>> START Listing
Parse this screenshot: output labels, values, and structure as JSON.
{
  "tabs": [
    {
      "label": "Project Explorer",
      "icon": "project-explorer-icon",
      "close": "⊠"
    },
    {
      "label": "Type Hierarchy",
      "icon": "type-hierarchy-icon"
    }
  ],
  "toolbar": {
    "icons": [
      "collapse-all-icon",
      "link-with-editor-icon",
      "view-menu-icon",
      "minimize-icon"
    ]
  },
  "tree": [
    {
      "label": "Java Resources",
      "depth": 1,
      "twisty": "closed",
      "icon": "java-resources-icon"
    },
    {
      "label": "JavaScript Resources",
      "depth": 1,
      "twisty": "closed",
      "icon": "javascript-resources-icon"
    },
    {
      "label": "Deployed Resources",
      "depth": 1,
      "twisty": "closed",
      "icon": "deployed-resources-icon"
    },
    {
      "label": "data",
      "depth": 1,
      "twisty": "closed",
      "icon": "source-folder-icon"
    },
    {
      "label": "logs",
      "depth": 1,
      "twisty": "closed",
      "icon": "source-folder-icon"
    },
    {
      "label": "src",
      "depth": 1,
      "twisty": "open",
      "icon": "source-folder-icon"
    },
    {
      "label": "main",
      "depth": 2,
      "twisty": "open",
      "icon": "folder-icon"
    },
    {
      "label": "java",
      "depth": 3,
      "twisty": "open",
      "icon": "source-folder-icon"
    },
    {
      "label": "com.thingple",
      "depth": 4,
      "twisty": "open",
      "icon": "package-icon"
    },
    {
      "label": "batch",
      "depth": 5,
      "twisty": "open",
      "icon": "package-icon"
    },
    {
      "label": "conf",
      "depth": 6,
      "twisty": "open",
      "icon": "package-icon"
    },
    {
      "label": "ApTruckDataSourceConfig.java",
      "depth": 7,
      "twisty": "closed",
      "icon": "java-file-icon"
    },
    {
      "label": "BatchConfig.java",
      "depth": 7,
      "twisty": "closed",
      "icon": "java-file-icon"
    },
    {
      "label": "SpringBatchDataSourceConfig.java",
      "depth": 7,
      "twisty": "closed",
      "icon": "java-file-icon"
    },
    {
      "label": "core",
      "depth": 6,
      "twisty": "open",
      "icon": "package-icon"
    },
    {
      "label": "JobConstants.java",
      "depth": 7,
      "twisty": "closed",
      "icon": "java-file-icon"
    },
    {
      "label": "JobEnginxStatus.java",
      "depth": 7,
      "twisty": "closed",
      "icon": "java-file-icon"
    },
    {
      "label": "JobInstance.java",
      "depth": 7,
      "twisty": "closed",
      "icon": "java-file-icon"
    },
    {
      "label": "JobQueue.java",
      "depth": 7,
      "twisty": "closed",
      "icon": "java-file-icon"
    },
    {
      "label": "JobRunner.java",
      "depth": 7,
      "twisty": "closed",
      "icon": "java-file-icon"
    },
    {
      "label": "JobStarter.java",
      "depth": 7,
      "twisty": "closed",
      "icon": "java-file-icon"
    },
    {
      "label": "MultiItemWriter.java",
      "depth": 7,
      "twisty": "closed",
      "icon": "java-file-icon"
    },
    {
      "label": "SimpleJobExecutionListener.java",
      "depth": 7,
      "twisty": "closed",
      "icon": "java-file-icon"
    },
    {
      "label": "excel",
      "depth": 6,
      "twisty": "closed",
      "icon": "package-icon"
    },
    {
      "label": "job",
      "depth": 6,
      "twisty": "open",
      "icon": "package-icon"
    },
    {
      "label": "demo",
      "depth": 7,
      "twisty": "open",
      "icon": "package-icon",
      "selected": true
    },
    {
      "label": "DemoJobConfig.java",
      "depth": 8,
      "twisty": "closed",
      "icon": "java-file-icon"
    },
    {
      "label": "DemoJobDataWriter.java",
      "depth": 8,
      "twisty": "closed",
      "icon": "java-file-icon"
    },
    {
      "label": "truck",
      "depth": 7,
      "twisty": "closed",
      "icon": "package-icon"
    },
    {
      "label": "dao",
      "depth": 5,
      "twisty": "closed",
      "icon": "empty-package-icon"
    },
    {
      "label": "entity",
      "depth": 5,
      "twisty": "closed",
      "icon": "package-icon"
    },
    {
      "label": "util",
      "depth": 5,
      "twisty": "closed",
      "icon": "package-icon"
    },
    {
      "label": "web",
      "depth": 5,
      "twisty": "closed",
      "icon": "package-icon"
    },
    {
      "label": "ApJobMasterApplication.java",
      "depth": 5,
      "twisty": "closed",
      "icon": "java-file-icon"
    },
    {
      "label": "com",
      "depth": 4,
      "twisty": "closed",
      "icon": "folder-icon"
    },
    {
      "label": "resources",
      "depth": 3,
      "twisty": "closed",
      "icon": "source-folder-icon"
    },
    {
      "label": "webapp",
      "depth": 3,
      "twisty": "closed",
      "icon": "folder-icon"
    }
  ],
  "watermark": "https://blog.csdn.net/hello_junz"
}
>> END Listing
Problem:
Write down all the entries again without a single difference.

Complete answer:
Parse this screenshot: output labels, values, and structure as JSON.
{
  "tabs": [
    {
      "label": "Project Explorer",
      "icon": "project-explorer-icon",
      "close": "⊠"
    },
    {
      "label": "Type Hierarchy",
      "icon": "type-hierarchy-icon"
    }
  ],
  "toolbar": {
    "icons": [
      "collapse-all-icon",
      "link-with-editor-icon",
      "view-menu-icon",
      "minimize-icon"
    ]
  },
  "tree": [
    {
      "label": "Java Resources",
      "depth": 1,
      "twisty": "closed",
      "icon": "java-resources-icon"
    },
    {
      "label": "JavaScript Resources",
      "depth": 1,
      "twisty": "closed",
      "icon": "javascript-resources-icon"
    },
    {
      "label": "Deployed Resources",
      "depth": 1,
      "twisty": "closed",
      "icon": "deployed-resources-icon"
    },
    {
      "label": "data",
      "depth": 1,
      "twisty": "closed",
      "icon": "source-folder-icon"
    },
    {
      "label": "logs",
      "depth": 1,
      "twisty": "closed",
      "icon": "source-folder-icon"
    },
    {
      "label": "src",
      "depth": 1,
      "twisty": "open",
      "icon": "source-folder-icon"
    },
    {
      "label": "main",
      "depth": 2,
      "twisty": "open",
      "icon": "folder-icon"
    },
    {
      "label": "java",
      "depth": 3,
      "twisty": "open",
      "icon": "source-folder-icon"
    },
    {
      "label": "com.thingple",
      "depth": 4,
      "twisty": "open",
      "icon": "package-icon"
    },
    {
      "label": "batch",
      "depth": 5,
      "twisty": "open",
      "icon": "package-icon"
    },
    {
      "label": "conf",
      "depth": 6,
      "twisty": "open",
      "icon": "package-icon"
    },
    {
      "label": "ApTruckDataSourceConfig.java",
      "depth": 7,
      "twisty": "closed",
      "icon": "java-file-icon"
    },
    {
      "label": "BatchConfig.java",
      "depth": 7,
      "twisty": "closed",
      "icon": "java-file-icon"
    },
    {
      "label": "SpringBatchDataSourceConfig.java",
      "depth": 7,
      "twisty": "closed",
      "icon": "java-file-icon"
    },
    {
      "label": "core",
      "depth": 6,
      "twisty": "open",
      "icon": "package-icon"
    },
    {
      "label": "JobConstants.java",
      "depth": 7,
      "twisty": "closed",
      "icon": "java-file-icon"
    },
    {
      "label": "JobEnginxStatus.java",
      "depth": 7,
      "twisty": "closed",
      "icon": "java-file-icon"
    },
    {
      "label": "JobInstance.java",
      "depth": 7,
      "twisty": "closed",
      "icon": "java-file-icon"
    },
    {
      "label": "JobQueue.java",
      "depth": 7,
      "twisty": "closed",
      "icon": "java-file-icon"
    },
    {
      "label": "JobRunner.java",
      "depth": 7,
      "twisty": "closed",
      "icon": "java-file-icon"
    },
    {
      "label": "JobStarter.java",
      "depth": 7,
      "twisty": "closed",
      "icon": "java-file-icon"
    },
    {
      "label": "MultiItemWriter.java",
      "depth": 7,
      "twisty": "closed",
      "icon": "java-file-icon"
    },
    {
      "label": "SimpleJobExecutionListener.java",
      "depth": 7,
      "twisty": "closed",
      "icon": "java-file-icon"
    },
    {
      "label": "excel",
      "depth": 6,
      "twisty": "closed",
      "icon": "package-icon"
    },
    {
      "label": "job",
      "depth": 6,
      "twisty": "open",
      "icon": "package-icon"
    },
    {
      "label": "demo",
      "depth": 7,
      "twisty": "open",
      "icon": "package-icon",
      "selected": true
    },
    {
      "label": "DemoJobConfig.java",
      "depth": 8,
      "twisty": "closed",
      "icon": "java-file-icon"
    },
    {
      "label": "DemoJobDataWriter.java",
      "depth": 8,
      "twisty": "closed",
      "icon": "java-file-icon"
    },
    {
      "label": "truck",
      "depth": 7,
      "twisty": "closed",
      "icon": "package-icon"
    },
    {
      "label": "dao",
      "depth": 5,
      "twisty": "closed",
      "icon": "empty-package-icon"
    },
    {
      "label": "entity",
      "depth": 5,
      "twisty": "closed",
      "icon": "package-icon"
    },
    {
      "label": "util",
      "depth": 5,
      "twisty": "closed",
      "icon": "package-icon"
    },
    {
      "label": "web",
      "depth": 5,
      "twisty": "closed",
      "icon": "package-icon"
    },
    {
      "label": "ApJobMasterApplication.java",
      "depth": 5,
      "twisty": "closed",
      "icon": "java-file-icon"
    },
    {
      "label": "com",
      "depth": 4,
      "twisty": "closed",
      "icon": "folder-icon"
    },
    {
      "label": "resources",
      "depth": 3,
      "twisty": "closed",
      "icon": "source-folder-icon"
    },
    {
      "label": "webapp",
      "depth": 3,
      "twisty": "closed",
      "icon": "folder-icon"
    }
  ],
  "watermark": "https://blog.csdn.net/hello_junz"
}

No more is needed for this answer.